Report how many lines in the entries below contain the string "series". Give only the number.

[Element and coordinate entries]
━━━━━━━━━━━━━━━━━━━━━━━━━━━━━━
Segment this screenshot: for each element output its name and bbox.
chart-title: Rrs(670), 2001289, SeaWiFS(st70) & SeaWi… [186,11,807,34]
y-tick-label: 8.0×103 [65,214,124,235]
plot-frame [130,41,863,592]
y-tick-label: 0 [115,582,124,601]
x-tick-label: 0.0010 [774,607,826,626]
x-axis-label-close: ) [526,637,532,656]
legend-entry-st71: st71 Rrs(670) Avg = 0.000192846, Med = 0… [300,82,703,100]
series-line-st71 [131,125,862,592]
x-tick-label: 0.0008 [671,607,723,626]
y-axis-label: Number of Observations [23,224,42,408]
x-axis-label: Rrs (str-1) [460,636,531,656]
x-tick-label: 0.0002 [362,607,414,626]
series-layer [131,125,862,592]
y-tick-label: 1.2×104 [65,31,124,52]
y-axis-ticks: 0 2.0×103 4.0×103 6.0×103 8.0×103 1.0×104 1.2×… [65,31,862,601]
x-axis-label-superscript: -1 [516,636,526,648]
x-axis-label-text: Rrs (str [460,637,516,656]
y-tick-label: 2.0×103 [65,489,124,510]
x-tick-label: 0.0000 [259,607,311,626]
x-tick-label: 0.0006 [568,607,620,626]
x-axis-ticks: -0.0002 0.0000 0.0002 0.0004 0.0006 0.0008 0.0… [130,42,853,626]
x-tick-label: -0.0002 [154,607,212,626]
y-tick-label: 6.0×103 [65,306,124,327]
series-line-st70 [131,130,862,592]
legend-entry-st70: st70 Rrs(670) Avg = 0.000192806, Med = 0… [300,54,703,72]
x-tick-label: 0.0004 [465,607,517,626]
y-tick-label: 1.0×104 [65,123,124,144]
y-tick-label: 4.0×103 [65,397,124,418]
━━━━━━━━━━━━━━━━━━━━━━━━━━━━━━
The answer – 3